[Element location listings]:
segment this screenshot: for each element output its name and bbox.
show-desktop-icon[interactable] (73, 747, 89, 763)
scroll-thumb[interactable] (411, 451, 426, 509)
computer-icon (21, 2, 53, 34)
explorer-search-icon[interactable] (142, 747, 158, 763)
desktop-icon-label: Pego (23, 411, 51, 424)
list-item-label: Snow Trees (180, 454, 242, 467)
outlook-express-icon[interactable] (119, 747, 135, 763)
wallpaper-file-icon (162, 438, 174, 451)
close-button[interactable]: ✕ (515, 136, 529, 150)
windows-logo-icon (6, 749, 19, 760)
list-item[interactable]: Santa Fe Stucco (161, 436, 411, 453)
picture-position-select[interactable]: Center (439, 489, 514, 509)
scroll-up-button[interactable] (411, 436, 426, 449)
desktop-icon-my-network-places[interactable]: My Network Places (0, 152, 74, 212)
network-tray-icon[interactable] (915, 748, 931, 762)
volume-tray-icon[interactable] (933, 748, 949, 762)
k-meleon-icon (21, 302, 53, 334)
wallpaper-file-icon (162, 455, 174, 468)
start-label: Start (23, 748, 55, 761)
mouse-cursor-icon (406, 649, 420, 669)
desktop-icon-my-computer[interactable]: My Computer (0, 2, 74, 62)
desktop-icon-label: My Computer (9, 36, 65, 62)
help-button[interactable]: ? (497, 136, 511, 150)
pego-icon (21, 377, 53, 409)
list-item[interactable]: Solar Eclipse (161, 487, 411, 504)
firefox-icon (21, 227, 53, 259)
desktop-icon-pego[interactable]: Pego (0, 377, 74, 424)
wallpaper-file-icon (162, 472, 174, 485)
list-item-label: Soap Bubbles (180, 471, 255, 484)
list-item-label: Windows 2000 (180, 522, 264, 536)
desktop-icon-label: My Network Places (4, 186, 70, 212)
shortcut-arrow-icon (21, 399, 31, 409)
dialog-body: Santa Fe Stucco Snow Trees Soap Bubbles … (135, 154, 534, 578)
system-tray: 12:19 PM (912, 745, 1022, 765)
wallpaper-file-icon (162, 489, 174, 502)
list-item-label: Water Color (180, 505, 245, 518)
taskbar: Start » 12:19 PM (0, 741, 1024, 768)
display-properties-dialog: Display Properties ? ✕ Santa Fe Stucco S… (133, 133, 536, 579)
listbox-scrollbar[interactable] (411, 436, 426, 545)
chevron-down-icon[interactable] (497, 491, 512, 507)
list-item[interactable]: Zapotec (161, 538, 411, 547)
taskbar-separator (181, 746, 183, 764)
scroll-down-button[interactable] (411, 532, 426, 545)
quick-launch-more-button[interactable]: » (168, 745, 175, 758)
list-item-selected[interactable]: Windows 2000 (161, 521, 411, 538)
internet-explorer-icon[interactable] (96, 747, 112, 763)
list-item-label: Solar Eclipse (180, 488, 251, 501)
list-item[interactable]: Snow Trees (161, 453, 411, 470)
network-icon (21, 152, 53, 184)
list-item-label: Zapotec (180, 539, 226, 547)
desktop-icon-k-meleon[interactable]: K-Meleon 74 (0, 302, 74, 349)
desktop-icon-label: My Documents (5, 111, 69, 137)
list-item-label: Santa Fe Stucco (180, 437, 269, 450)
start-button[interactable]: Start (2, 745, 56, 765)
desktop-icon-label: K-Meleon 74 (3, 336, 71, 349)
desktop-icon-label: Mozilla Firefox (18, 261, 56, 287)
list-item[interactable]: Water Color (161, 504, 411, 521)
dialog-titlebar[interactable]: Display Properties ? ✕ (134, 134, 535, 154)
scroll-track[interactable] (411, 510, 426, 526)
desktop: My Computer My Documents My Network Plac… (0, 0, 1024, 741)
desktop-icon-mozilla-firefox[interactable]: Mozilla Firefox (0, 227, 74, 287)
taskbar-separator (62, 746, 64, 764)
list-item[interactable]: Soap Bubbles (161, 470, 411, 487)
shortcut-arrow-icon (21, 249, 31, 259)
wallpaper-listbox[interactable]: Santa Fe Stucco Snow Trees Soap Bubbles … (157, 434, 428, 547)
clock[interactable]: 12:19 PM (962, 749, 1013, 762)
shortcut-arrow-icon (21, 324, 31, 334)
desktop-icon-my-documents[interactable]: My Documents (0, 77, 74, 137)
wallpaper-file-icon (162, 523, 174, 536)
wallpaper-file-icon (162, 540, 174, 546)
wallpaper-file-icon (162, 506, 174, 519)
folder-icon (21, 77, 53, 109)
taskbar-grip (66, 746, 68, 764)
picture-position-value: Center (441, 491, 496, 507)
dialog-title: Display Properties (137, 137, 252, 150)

[What the task asks]: Rewrite the lines above, swapping every "Display Properties" for "Display Settings" and keeping everything else the same.

[Task output]:
segment this screenshot: for each element output its name and bbox.
show-desktop-icon[interactable] (73, 747, 89, 763)
scroll-thumb[interactable] (411, 451, 426, 509)
computer-icon (21, 2, 53, 34)
explorer-search-icon[interactable] (142, 747, 158, 763)
desktop-icon-label: Pego (23, 411, 51, 424)
list-item-label: Snow Trees (180, 454, 242, 467)
outlook-express-icon[interactable] (119, 747, 135, 763)
wallpaper-file-icon (162, 438, 174, 451)
close-button[interactable]: ✕ (515, 136, 529, 150)
windows-logo-icon (6, 749, 19, 760)
list-item[interactable]: Santa Fe Stucco (161, 436, 411, 453)
picture-position-select[interactable]: Center (439, 489, 514, 509)
scroll-up-button[interactable] (411, 436, 426, 449)
desktop-icon-my-network-places[interactable]: My Network Places (0, 152, 74, 212)
network-tray-icon[interactable] (915, 748, 931, 762)
volume-tray-icon[interactable] (933, 748, 949, 762)
k-meleon-icon (21, 302, 53, 334)
wallpaper-file-icon (162, 455, 174, 468)
start-label: Start (23, 748, 55, 761)
mouse-cursor-icon (406, 649, 420, 669)
desktop-icon-my-computer[interactable]: My Computer (0, 2, 74, 62)
desktop-icon-label: My Computer (9, 36, 65, 62)
help-button[interactable]: ? (497, 136, 511, 150)
pego-icon (21, 377, 53, 409)
list-item[interactable]: Solar Eclipse (161, 487, 411, 504)
firefox-icon (21, 227, 53, 259)
desktop-icon-pego[interactable]: Pego (0, 377, 74, 424)
wallpaper-file-icon (162, 472, 174, 485)
list-item-label: Soap Bubbles (180, 471, 255, 484)
list-item-label: Windows 2000 (180, 522, 264, 536)
desktop-icon-label: My Network Places (4, 186, 70, 212)
shortcut-arrow-icon (21, 399, 31, 409)
dialog-body: Santa Fe Stucco Snow Trees Soap Bubbles … (135, 154, 534, 578)
system-tray: 12:19 PM (912, 745, 1022, 765)
wallpaper-file-icon (162, 489, 174, 502)
list-item-label: Water Color (180, 505, 245, 518)
taskbar: Start » 12:19 PM (0, 741, 1024, 768)
display-properties-dialog: Display Settings ? ✕ Santa Fe Stucco S… (133, 133, 536, 579)
listbox-scrollbar[interactable] (411, 436, 426, 545)
chevron-down-icon[interactable] (497, 491, 512, 507)
list-item[interactable]: Zapotec (161, 538, 411, 547)
taskbar-separator (181, 746, 183, 764)
scroll-down-button[interactable] (411, 532, 426, 545)
quick-launch-more-button[interactable]: » (168, 745, 175, 758)
list-item-selected[interactable]: Windows 2000 (161, 521, 411, 538)
internet-explorer-icon[interactable] (96, 747, 112, 763)
list-item-label: Solar Eclipse (180, 488, 251, 501)
list-item[interactable]: Snow Trees (161, 453, 411, 470)
network-icon (21, 152, 53, 184)
list-item-label: Zapotec (180, 539, 226, 547)
desktop-icon-k-meleon[interactable]: K-Meleon 74 (0, 302, 74, 349)
desktop-icon-label: My Documents (5, 111, 69, 137)
list-item-label: Santa Fe Stucco (180, 437, 269, 450)
start-button[interactable]: Start (2, 745, 56, 765)
desktop-icon-label: K-Meleon 74 (3, 336, 71, 349)
desktop-icon-label: Mozilla Firefox (18, 261, 56, 287)
list-item[interactable]: Water Color (161, 504, 411, 521)
dialog-titlebar[interactable]: Display Settings ? ✕ (134, 134, 535, 154)
scroll-track[interactable] (411, 510, 426, 526)
desktop: My Computer My Documents My Network Plac… (0, 0, 1024, 741)
desktop-icon-mozilla-firefox[interactable]: Mozilla Firefox (0, 227, 74, 287)
taskbar-separator (62, 746, 64, 764)
list-item[interactable]: Soap Bubbles (161, 470, 411, 487)
shortcut-arrow-icon (21, 249, 31, 259)
wallpaper-listbox[interactable]: Santa Fe Stucco Snow Trees Soap Bubbles … (157, 434, 428, 547)
clock[interactable]: 12:19 PM (962, 749, 1013, 762)
shortcut-arrow-icon (21, 324, 31, 334)
desktop-icon-my-documents[interactable]: My Documents (0, 77, 74, 137)
wallpaper-file-icon (162, 523, 174, 536)
wallpaper-file-icon (162, 540, 174, 546)
wallpaper-file-icon (162, 506, 174, 519)
folder-icon (21, 77, 53, 109)
taskbar-grip (66, 746, 68, 764)
picture-position-value: Center (441, 491, 496, 507)
dialog-title: Display Settings (137, 137, 252, 150)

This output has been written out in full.